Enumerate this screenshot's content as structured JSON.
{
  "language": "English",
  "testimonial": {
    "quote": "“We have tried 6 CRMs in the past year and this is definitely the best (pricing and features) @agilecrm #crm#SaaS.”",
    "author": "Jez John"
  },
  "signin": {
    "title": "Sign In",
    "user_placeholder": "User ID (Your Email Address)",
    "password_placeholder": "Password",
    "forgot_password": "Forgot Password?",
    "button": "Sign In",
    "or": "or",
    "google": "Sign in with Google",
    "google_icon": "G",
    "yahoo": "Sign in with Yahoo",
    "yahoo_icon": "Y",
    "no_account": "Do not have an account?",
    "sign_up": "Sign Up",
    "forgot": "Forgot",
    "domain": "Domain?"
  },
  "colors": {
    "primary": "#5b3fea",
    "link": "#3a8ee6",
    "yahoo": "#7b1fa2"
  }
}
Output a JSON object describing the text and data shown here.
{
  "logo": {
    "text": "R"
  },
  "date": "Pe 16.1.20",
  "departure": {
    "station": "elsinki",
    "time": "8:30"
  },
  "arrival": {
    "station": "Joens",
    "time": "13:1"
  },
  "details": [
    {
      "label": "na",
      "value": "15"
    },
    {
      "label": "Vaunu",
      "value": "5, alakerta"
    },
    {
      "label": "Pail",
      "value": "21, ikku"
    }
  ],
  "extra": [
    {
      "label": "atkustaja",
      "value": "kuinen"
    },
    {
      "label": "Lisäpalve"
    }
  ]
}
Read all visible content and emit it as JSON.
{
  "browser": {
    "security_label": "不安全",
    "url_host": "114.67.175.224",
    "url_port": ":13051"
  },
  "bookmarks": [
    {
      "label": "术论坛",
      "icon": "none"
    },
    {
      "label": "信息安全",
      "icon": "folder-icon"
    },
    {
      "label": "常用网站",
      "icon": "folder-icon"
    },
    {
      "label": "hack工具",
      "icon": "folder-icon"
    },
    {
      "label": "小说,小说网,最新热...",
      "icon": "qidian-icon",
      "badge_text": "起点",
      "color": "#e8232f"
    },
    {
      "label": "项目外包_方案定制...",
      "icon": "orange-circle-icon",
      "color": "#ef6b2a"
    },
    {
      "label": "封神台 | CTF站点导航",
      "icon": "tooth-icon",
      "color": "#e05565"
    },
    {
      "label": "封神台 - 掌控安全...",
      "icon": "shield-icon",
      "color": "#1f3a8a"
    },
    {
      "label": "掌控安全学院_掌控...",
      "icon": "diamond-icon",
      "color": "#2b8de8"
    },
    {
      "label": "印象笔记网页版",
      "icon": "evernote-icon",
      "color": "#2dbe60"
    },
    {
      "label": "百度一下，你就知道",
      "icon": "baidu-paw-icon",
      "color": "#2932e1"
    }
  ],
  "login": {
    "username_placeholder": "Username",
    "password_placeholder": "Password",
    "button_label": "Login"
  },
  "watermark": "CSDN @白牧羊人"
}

■ ■ ■ ■ ■ ■ ■

- [Stated problem]:
Pull every line containing "content" from the material above.

- [Task solution]:
Enumerate this screenshot's content as structured JSON.
Read all visible content and emit it as JSON.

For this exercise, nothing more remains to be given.